Exercise aim:
In the material below, find all lines with the string "March" and copy them.

Source records:

┄┄┄┄┄┄┄┄┄┄┄┄┄┄┄┄┄┄┄┄

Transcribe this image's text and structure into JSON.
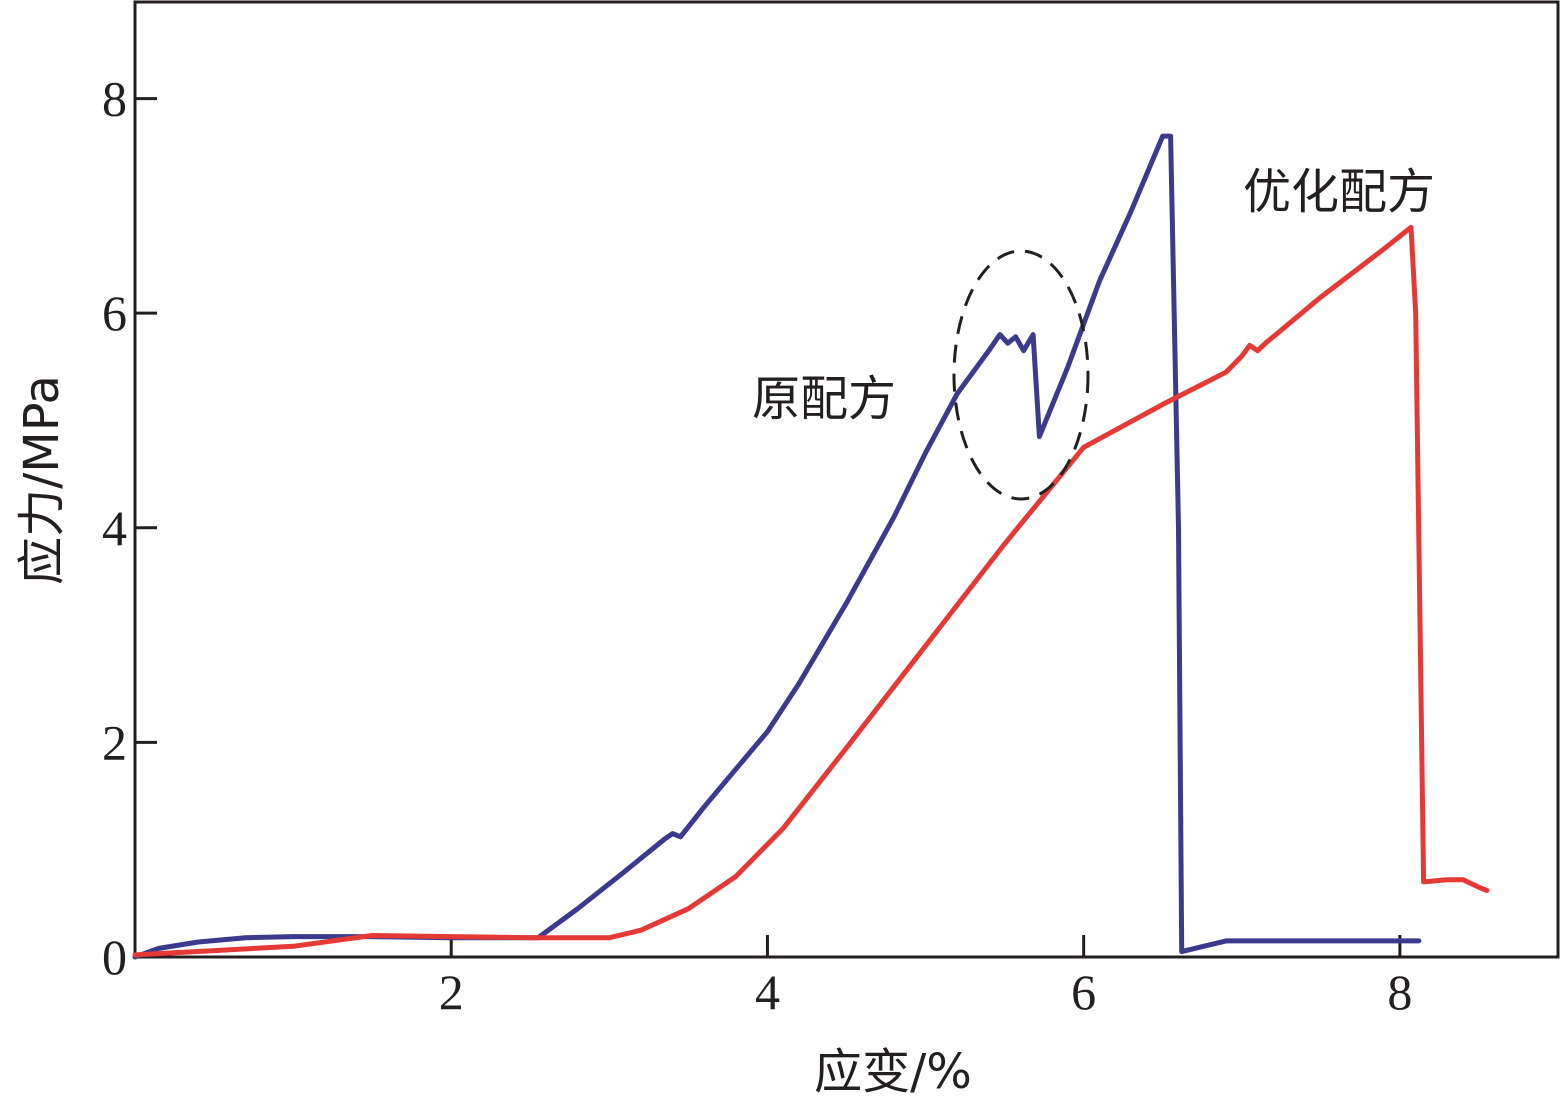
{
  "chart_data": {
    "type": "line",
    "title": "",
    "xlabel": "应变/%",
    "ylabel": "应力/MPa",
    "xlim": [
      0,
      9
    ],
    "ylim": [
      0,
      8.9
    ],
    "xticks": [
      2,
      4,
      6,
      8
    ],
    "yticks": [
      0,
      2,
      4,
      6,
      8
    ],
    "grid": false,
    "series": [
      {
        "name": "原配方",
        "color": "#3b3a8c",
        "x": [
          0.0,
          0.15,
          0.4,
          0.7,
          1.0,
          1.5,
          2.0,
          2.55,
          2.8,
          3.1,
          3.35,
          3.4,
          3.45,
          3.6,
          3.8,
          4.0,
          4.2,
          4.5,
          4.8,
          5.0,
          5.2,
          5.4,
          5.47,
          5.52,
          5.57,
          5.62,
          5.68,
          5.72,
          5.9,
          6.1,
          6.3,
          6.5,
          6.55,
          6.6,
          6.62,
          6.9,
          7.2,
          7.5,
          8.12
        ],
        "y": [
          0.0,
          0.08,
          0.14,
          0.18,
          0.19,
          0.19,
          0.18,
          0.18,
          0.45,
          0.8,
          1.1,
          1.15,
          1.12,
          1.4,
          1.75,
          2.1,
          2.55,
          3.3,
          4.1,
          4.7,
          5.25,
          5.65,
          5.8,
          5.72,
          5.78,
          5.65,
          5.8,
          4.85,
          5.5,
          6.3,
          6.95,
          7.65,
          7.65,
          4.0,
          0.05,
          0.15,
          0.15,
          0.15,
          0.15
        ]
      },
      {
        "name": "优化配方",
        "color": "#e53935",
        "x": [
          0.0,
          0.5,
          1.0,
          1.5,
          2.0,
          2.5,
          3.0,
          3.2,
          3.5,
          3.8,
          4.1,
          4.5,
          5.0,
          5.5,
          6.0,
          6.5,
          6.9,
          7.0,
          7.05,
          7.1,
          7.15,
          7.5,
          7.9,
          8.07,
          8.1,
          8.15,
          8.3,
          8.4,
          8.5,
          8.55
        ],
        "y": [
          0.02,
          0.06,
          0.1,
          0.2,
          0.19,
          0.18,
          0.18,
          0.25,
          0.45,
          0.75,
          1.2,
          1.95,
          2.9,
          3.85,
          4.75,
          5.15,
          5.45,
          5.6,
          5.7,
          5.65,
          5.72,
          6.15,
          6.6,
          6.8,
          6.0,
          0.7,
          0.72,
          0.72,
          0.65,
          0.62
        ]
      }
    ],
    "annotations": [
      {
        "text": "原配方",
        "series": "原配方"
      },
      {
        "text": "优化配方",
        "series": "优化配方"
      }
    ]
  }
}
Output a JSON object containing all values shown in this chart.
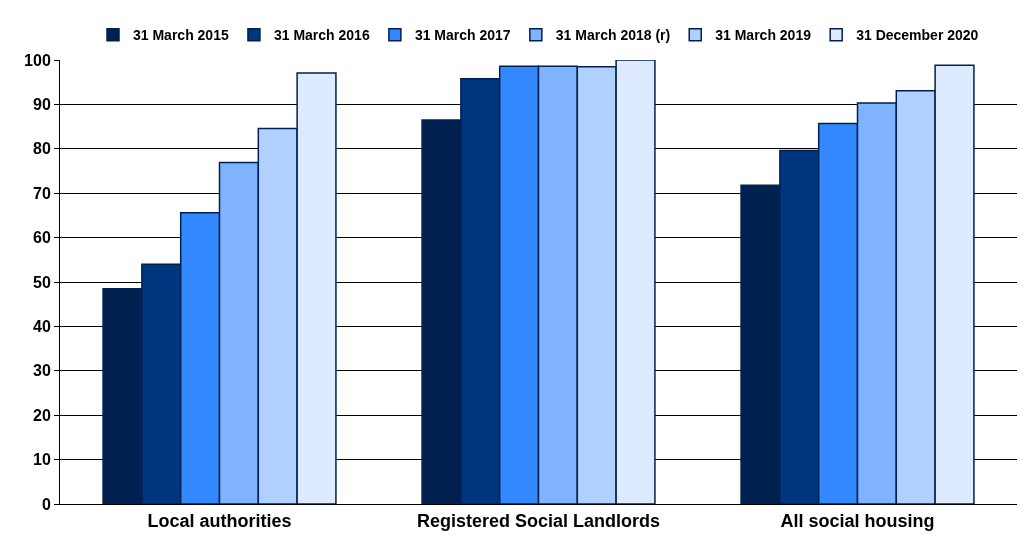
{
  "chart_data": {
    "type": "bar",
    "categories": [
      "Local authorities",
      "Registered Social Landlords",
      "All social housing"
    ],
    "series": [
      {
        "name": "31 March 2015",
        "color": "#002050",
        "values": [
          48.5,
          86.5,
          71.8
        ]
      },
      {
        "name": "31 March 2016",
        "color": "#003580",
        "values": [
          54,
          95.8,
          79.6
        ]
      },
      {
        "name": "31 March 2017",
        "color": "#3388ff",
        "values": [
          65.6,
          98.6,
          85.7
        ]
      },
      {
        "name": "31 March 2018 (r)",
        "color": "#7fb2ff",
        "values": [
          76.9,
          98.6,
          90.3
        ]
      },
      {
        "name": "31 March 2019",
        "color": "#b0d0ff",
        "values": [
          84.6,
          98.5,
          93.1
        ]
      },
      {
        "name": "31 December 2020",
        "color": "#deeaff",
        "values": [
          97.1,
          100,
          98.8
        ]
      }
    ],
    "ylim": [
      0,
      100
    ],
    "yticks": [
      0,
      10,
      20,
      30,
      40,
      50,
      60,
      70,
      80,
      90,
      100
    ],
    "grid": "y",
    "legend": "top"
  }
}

┄┄┄┄┄┄┄┄┄┄┄┄┄┄┄┄┄┄┄┄

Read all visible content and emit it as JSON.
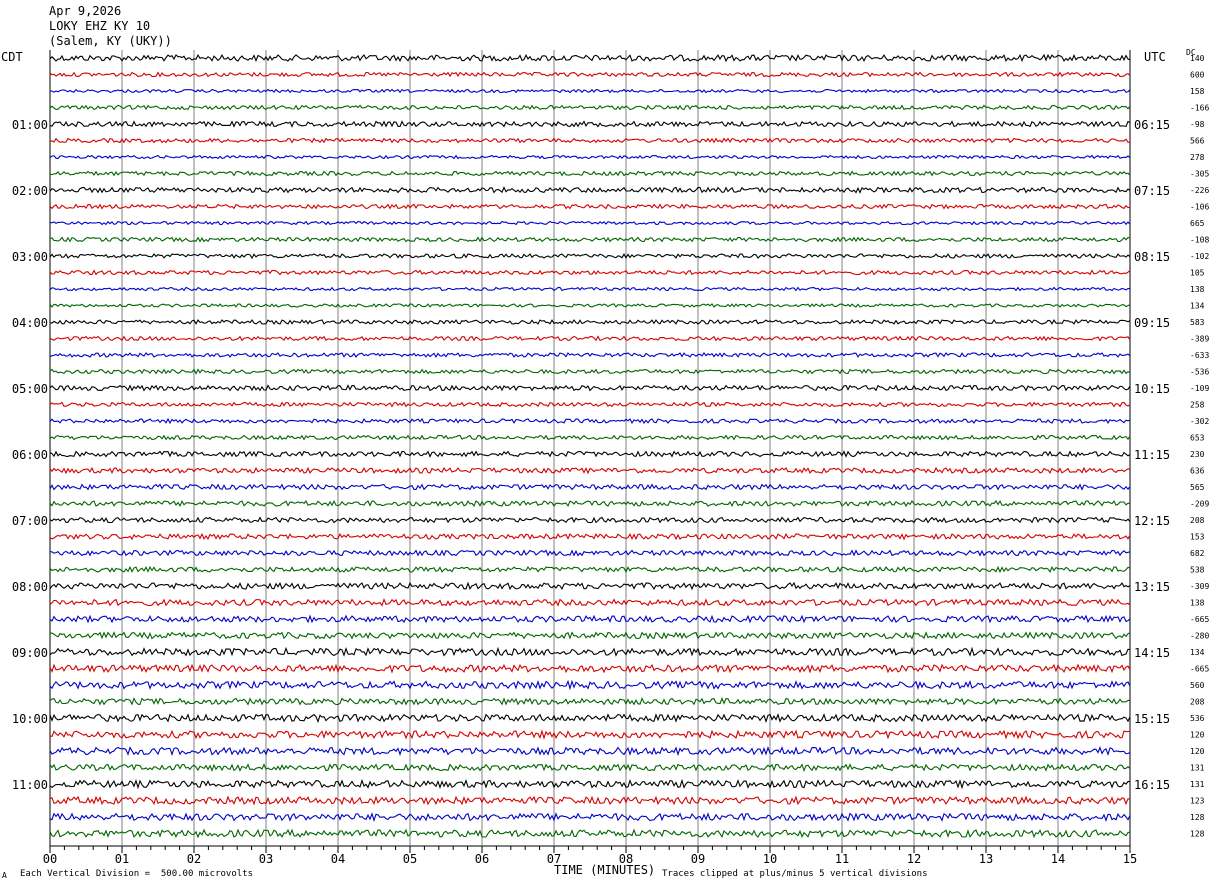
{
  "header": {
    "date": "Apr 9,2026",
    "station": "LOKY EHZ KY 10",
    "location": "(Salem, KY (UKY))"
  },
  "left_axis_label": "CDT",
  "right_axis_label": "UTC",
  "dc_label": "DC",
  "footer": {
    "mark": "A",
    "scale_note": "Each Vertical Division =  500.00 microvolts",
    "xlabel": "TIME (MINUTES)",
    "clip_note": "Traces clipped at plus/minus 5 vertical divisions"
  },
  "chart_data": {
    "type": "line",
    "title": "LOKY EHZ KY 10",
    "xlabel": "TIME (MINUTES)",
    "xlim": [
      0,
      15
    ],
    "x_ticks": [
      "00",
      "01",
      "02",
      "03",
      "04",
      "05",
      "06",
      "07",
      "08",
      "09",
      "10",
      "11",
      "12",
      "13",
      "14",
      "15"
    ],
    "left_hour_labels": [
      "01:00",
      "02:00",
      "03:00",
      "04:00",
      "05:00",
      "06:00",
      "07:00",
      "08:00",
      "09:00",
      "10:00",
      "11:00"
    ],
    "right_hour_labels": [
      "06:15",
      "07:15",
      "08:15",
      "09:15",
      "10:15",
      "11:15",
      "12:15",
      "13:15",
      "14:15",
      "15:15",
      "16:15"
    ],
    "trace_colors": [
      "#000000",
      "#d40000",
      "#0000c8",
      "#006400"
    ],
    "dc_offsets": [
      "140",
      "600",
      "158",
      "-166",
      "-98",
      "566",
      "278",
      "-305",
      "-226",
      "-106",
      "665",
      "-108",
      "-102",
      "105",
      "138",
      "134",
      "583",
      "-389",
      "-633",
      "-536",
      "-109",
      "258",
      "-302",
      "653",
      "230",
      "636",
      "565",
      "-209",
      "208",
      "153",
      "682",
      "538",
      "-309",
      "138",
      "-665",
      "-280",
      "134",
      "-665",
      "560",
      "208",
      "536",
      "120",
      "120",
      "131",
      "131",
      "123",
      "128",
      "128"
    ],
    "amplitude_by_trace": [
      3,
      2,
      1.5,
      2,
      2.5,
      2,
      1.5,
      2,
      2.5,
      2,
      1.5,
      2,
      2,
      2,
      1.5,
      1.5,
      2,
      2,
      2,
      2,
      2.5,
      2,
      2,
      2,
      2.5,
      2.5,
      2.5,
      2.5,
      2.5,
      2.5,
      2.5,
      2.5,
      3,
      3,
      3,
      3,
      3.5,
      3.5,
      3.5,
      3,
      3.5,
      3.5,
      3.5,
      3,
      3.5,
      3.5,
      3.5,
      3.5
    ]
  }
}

┄┄┄┄┄┄┄┄┄┄┄┄┄┄┄┄┄┄┄┄

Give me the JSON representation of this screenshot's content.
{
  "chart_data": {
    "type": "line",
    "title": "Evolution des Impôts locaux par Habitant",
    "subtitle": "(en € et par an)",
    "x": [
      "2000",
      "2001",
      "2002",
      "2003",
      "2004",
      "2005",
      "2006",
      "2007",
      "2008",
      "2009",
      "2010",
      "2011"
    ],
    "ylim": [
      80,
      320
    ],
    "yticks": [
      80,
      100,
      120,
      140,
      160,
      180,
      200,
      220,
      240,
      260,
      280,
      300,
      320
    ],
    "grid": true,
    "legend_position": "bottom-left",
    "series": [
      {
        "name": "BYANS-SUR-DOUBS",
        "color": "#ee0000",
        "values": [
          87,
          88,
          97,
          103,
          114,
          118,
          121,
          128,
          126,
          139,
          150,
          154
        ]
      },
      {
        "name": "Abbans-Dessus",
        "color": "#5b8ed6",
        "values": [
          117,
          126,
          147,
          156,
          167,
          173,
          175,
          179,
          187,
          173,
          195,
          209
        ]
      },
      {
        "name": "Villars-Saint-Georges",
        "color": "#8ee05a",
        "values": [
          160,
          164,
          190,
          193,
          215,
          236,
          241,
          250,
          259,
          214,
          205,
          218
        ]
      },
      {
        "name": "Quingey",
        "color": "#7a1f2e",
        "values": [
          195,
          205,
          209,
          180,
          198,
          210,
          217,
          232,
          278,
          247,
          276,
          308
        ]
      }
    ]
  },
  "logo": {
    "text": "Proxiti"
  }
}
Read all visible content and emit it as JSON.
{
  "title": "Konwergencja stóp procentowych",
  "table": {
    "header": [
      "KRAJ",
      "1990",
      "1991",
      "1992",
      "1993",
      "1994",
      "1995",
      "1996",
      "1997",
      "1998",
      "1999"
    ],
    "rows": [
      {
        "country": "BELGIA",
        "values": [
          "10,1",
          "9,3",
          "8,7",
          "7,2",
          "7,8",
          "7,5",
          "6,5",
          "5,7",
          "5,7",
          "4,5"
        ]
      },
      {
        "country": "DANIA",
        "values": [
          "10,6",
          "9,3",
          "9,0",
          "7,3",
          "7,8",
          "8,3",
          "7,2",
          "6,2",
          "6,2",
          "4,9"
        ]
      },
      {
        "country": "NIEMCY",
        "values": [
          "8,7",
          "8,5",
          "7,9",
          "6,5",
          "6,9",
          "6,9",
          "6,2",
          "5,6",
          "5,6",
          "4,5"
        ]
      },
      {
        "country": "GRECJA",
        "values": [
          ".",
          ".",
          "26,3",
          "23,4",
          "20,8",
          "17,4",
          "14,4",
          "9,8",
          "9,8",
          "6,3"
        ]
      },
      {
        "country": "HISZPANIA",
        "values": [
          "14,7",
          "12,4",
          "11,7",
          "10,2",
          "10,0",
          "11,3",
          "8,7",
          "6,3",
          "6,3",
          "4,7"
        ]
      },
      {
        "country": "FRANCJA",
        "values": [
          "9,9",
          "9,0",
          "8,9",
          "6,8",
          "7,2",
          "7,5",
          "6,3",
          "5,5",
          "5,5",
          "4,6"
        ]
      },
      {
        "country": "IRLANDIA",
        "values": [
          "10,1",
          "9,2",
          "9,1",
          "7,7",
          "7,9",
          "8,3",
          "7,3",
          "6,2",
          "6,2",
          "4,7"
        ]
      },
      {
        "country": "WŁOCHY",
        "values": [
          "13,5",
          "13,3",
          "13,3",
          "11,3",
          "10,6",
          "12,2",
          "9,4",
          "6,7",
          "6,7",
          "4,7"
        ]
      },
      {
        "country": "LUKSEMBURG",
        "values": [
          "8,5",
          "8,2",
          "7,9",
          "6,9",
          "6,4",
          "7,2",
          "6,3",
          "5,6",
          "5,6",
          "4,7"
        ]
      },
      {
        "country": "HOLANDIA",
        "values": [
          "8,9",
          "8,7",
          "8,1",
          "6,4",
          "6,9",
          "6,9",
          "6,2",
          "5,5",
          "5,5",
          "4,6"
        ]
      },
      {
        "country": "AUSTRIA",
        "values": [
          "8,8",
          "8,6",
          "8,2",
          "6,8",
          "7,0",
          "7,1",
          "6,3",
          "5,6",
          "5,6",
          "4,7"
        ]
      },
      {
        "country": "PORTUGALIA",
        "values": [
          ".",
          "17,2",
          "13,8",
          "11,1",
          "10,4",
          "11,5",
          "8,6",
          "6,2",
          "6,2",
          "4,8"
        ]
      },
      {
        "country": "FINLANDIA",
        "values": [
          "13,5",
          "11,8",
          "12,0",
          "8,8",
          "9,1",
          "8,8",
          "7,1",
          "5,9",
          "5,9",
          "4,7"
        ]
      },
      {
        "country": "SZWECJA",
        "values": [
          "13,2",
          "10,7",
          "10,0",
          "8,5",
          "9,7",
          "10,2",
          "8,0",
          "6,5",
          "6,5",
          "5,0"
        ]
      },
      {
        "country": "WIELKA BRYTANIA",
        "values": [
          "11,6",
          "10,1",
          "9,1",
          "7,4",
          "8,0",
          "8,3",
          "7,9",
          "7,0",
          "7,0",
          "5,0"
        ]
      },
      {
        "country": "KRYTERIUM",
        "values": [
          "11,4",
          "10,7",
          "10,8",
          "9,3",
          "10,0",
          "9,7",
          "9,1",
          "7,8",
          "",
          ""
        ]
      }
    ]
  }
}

┄┄┄┄┄┄┄┄┄┄┄┄┄┄┄┄┄┄┄┄

Output for this exercise:
        "name": "31 March 2015",
        "name": "31 March 2016",
        "name": "31 March 2017",
        "name": "31 March 2018 (r)",
        "name": "31 March 2019",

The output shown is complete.